** start of Supplied records **

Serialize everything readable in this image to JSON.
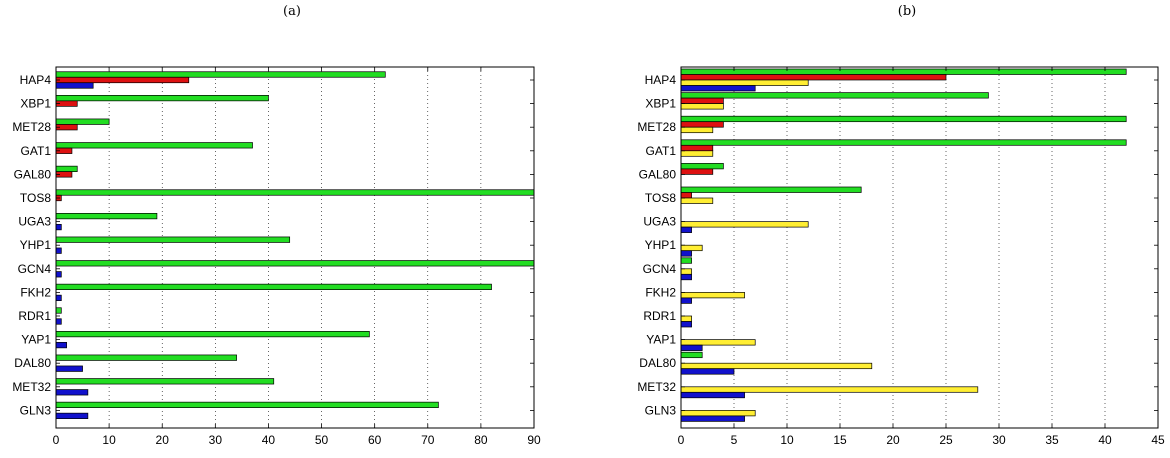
{
  "chart_data": [
    {
      "panel_label": "(a)",
      "type": "bar",
      "orientation": "horizontal",
      "categories": [
        "HAP4",
        "XBP1",
        "MET28",
        "GAT1",
        "GAL80",
        "TOS8",
        "UGA3",
        "YHP1",
        "GCN4",
        "FKH2",
        "RDR1",
        "YAP1",
        "DAL80",
        "MET32",
        "GLN3"
      ],
      "series": [
        {
          "color": "#22dd22",
          "values": [
            62,
            40,
            10,
            37,
            4,
            90,
            19,
            44,
            90,
            82,
            1,
            59,
            34,
            41,
            72
          ]
        },
        {
          "color": "#dd1111",
          "values": [
            25,
            4,
            4,
            3,
            3,
            1,
            0,
            0,
            0,
            0,
            0,
            0,
            0,
            0,
            0
          ]
        },
        {
          "color": "#1111cc",
          "values": [
            7,
            0,
            0,
            0,
            0,
            0,
            1,
            1,
            1,
            1,
            1,
            2,
            5,
            6,
            6
          ]
        }
      ],
      "xlim": [
        0,
        90
      ],
      "xticks": [
        0,
        10,
        20,
        30,
        40,
        50,
        60,
        70,
        80,
        90
      ],
      "grid": "x-dotted"
    },
    {
      "panel_label": "(b)",
      "type": "bar",
      "orientation": "horizontal",
      "categories": [
        "HAP4",
        "XBP1",
        "MET28",
        "GAT1",
        "GAL80",
        "TOS8",
        "UGA3",
        "YHP1",
        "GCN4",
        "FKH2",
        "RDR1",
        "YAP1",
        "DAL80",
        "MET32",
        "GLN3"
      ],
      "series": [
        {
          "color": "#22dd22",
          "values": [
            42,
            29,
            42,
            42,
            4,
            17,
            0,
            0,
            1,
            0,
            0,
            0,
            2,
            0,
            0
          ]
        },
        {
          "color": "#dd1111",
          "values": [
            25,
            4,
            4,
            3,
            3,
            1,
            0,
            0,
            0,
            0,
            0,
            0,
            0,
            0,
            0
          ]
        },
        {
          "color": "#ffee33",
          "values": [
            12,
            4,
            3,
            3,
            0,
            3,
            12,
            2,
            1,
            6,
            1,
            7,
            18,
            28,
            7
          ]
        },
        {
          "color": "#1111cc",
          "values": [
            7,
            0,
            0,
            0,
            0,
            0,
            1,
            1,
            1,
            1,
            1,
            2,
            5,
            6,
            6
          ]
        }
      ],
      "xlim": [
        0,
        45
      ],
      "xticks": [
        0,
        5,
        10,
        15,
        20,
        25,
        30,
        35,
        40,
        45
      ],
      "grid": "x-dotted"
    }
  ]
}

** end of Supplied records **

Description of the task:
Pictures in the data above should not be copied; transcribe everything else exactly.

Full answer:
Serialize everything readable in this image to JSON.
{
  "chart_data": [
    {
      "panel_label": "(a)",
      "type": "bar",
      "orientation": "horizontal",
      "categories": [
        "HAP4",
        "XBP1",
        "MET28",
        "GAT1",
        "GAL80",
        "TOS8",
        "UGA3",
        "YHP1",
        "GCN4",
        "FKH2",
        "RDR1",
        "YAP1",
        "DAL80",
        "MET32",
        "GLN3"
      ],
      "series": [
        {
          "color": "#22dd22",
          "values": [
            62,
            40,
            10,
            37,
            4,
            90,
            19,
            44,
            90,
            82,
            1,
            59,
            34,
            41,
            72
          ]
        },
        {
          "color": "#dd1111",
          "values": [
            25,
            4,
            4,
            3,
            3,
            1,
            0,
            0,
            0,
            0,
            0,
            0,
            0,
            0,
            0
          ]
        },
        {
          "color": "#1111cc",
          "values": [
            7,
            0,
            0,
            0,
            0,
            0,
            1,
            1,
            1,
            1,
            1,
            2,
            5,
            6,
            6
          ]
        }
      ],
      "xlim": [
        0,
        90
      ],
      "xticks": [
        0,
        10,
        20,
        30,
        40,
        50,
        60,
        70,
        80,
        90
      ],
      "grid": "x-dotted"
    },
    {
      "panel_label": "(b)",
      "type": "bar",
      "orientation": "horizontal",
      "categories": [
        "HAP4",
        "XBP1",
        "MET28",
        "GAT1",
        "GAL80",
        "TOS8",
        "UGA3",
        "YHP1",
        "GCN4",
        "FKH2",
        "RDR1",
        "YAP1",
        "DAL80",
        "MET32",
        "GLN3"
      ],
      "series": [
        {
          "color": "#22dd22",
          "values": [
            42,
            29,
            42,
            42,
            4,
            17,
            0,
            0,
            1,
            0,
            0,
            0,
            2,
            0,
            0
          ]
        },
        {
          "color": "#dd1111",
          "values": [
            25,
            4,
            4,
            3,
            3,
            1,
            0,
            0,
            0,
            0,
            0,
            0,
            0,
            0,
            0
          ]
        },
        {
          "color": "#ffee33",
          "values": [
            12,
            4,
            3,
            3,
            0,
            3,
            12,
            2,
            1,
            6,
            1,
            7,
            18,
            28,
            7
          ]
        },
        {
          "color": "#1111cc",
          "values": [
            7,
            0,
            0,
            0,
            0,
            0,
            1,
            1,
            1,
            1,
            1,
            2,
            5,
            6,
            6
          ]
        }
      ],
      "xlim": [
        0,
        45
      ],
      "xticks": [
        0,
        5,
        10,
        15,
        20,
        25,
        30,
        35,
        40,
        45
      ],
      "grid": "x-dotted"
    }
  ]
}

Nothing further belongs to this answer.